PROBLEM TO WORK ON ▸
Find every line in the records that holds the string "time". Copy each one.
begin DATA EXTRACT
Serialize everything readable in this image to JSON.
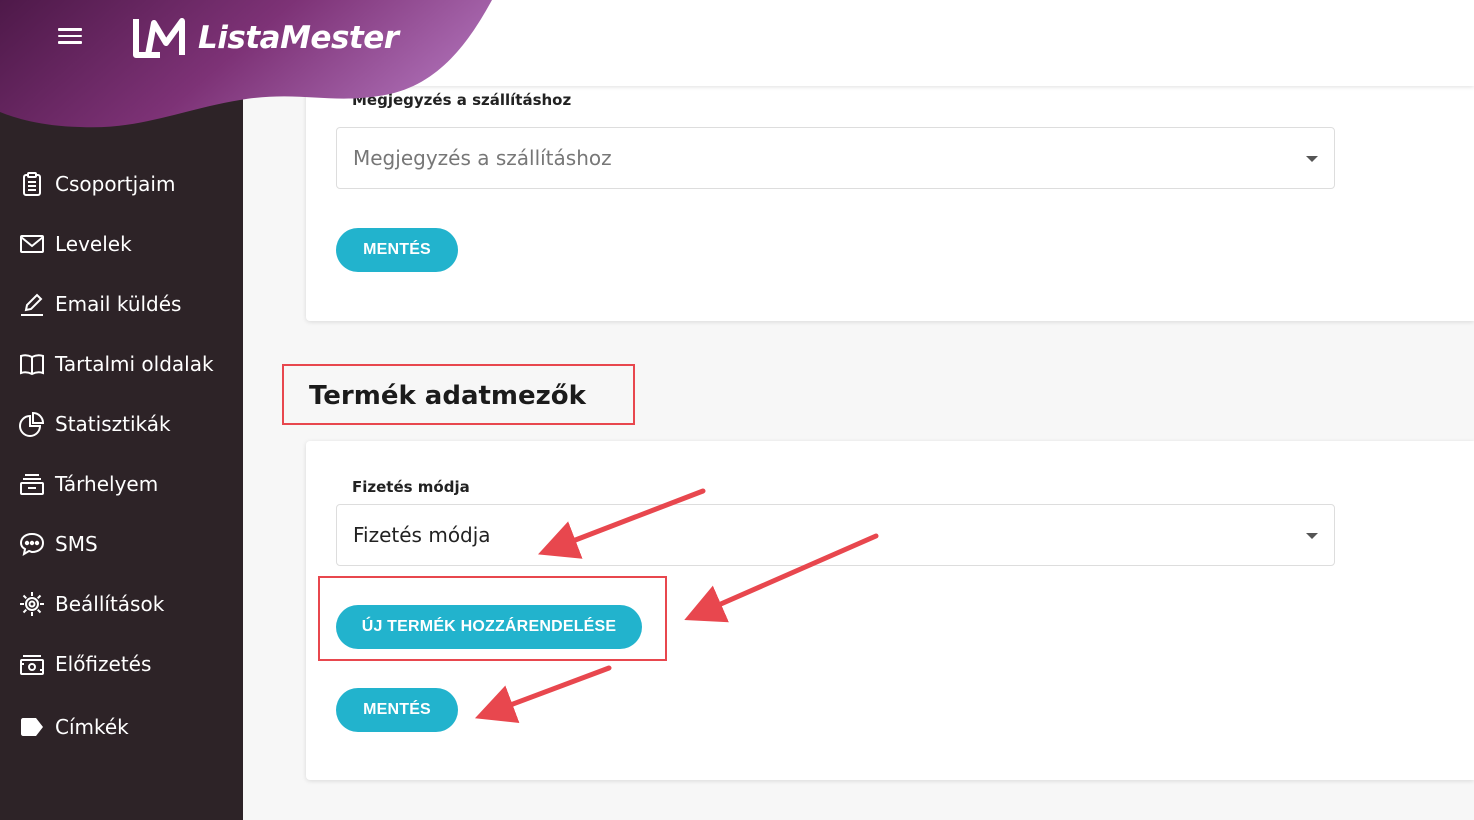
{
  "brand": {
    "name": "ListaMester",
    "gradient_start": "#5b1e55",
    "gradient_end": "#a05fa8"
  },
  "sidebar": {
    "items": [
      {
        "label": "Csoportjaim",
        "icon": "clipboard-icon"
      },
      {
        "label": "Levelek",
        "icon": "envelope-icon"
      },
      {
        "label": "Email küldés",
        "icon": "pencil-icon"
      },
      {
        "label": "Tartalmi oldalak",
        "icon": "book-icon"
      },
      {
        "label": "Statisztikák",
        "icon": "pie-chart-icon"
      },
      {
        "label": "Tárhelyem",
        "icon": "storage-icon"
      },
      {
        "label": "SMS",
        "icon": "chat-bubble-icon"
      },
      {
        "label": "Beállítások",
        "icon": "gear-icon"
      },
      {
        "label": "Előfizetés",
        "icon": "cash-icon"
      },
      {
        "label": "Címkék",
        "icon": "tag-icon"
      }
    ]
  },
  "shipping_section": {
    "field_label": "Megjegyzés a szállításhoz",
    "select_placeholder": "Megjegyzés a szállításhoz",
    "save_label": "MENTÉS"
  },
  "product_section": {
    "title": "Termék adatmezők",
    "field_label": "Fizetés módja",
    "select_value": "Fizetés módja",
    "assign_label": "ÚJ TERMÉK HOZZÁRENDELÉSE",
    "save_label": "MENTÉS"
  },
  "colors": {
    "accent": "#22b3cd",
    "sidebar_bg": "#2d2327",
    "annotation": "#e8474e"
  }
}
end DATA EXTRACT
begin DATA EXTRACT
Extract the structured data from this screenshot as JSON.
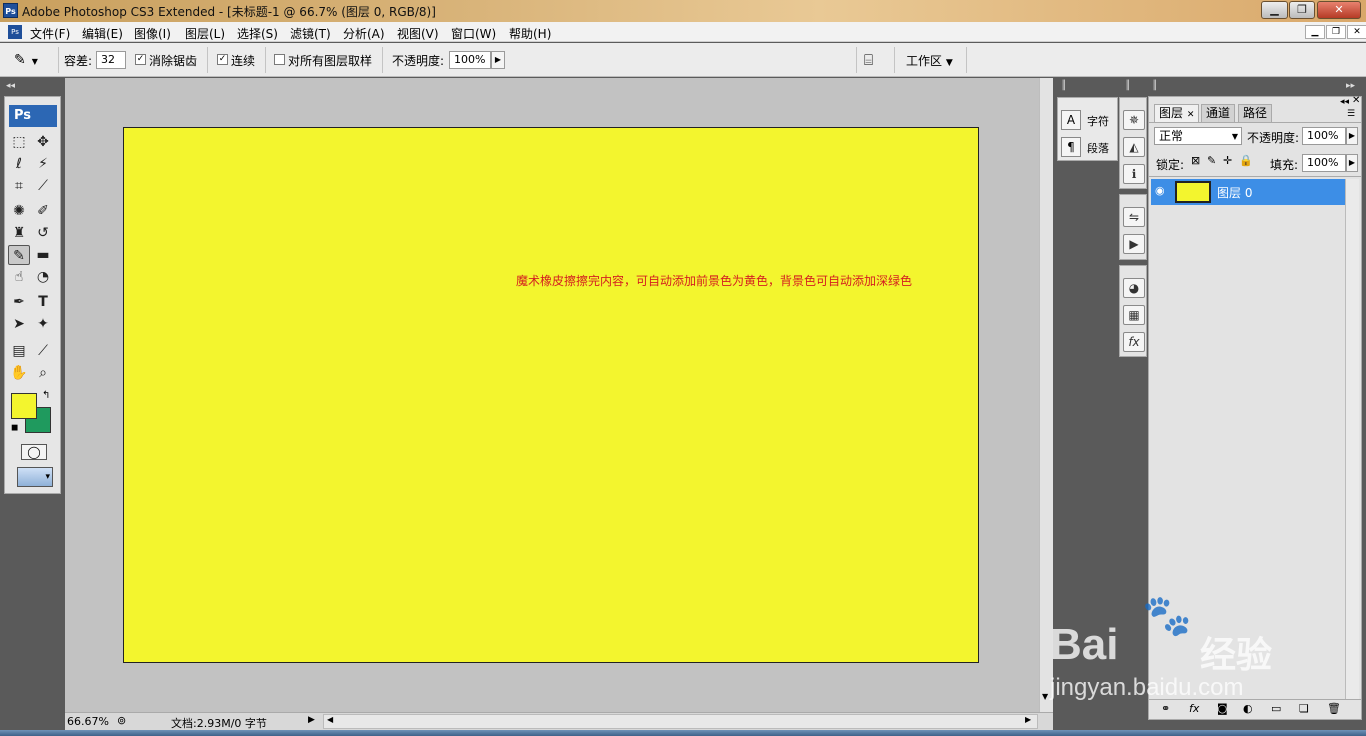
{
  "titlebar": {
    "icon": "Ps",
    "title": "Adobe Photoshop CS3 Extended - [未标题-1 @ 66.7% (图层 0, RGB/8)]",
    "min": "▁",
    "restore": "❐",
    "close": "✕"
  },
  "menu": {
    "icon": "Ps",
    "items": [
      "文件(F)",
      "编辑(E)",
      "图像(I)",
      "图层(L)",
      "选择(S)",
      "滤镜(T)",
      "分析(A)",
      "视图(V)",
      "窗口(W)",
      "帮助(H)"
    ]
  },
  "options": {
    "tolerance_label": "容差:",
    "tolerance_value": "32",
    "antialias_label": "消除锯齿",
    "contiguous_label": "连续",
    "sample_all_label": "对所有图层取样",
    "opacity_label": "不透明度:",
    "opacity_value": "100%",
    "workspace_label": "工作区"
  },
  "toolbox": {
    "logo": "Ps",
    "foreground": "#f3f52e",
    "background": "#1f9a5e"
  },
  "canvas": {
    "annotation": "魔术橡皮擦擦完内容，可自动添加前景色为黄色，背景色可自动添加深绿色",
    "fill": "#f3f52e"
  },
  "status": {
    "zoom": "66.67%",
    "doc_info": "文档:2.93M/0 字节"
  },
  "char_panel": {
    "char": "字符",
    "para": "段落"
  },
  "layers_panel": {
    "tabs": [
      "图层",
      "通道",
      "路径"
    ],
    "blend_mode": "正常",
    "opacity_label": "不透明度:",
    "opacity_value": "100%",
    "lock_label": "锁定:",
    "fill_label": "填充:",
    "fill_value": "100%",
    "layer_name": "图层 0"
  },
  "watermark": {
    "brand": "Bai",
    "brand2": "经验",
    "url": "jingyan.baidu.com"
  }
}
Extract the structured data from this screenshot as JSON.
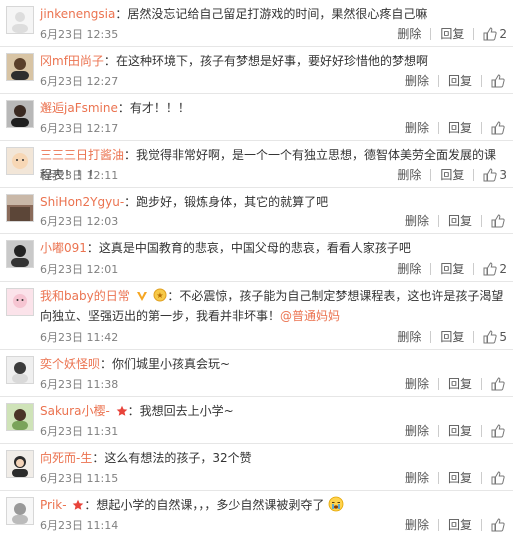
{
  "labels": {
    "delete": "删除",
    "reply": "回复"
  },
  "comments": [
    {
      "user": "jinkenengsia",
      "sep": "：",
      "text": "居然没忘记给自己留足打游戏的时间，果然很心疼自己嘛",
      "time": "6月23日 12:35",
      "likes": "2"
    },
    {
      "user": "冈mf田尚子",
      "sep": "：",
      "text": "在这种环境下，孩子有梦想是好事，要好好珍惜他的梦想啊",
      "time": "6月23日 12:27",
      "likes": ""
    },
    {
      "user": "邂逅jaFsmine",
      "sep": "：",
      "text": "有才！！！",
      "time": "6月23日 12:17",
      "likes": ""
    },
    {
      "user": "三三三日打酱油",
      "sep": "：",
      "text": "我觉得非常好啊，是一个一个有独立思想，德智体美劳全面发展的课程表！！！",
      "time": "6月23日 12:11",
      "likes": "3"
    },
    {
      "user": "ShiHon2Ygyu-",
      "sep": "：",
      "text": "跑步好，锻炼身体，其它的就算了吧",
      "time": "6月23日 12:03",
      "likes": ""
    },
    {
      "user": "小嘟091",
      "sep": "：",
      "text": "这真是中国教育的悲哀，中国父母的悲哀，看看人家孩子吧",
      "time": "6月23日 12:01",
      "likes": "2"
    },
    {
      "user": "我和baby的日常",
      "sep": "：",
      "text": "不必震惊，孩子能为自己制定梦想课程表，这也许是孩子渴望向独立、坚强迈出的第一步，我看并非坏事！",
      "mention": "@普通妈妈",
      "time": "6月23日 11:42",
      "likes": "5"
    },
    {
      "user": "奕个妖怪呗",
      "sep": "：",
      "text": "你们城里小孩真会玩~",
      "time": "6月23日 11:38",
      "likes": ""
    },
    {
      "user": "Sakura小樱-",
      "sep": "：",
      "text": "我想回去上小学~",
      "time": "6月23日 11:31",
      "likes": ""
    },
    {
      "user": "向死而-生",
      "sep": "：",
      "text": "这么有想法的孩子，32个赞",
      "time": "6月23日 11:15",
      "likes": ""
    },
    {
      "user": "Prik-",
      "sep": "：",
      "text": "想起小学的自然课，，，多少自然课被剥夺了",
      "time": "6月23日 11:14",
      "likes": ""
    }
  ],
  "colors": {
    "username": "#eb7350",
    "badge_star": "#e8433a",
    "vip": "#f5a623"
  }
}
end DATA EXTRACT
SOLUTION FOR THIS PROBLEM ▸
      "time": "6月23日 12:35",
      "time": "6月23日 12:27",
      "time": "6月23日 12:17",
      "time": "6月23日 12:11",
      "time": "6月23日 12:03",
      "time": "6月23日 12:01",
      "time": "6月23日 11:42",
      "time": "6月23日 11:38",
      "time": "6月23日 11:31",
      "time": "6月23日 11:15",
      "time": "6月23日 11:14",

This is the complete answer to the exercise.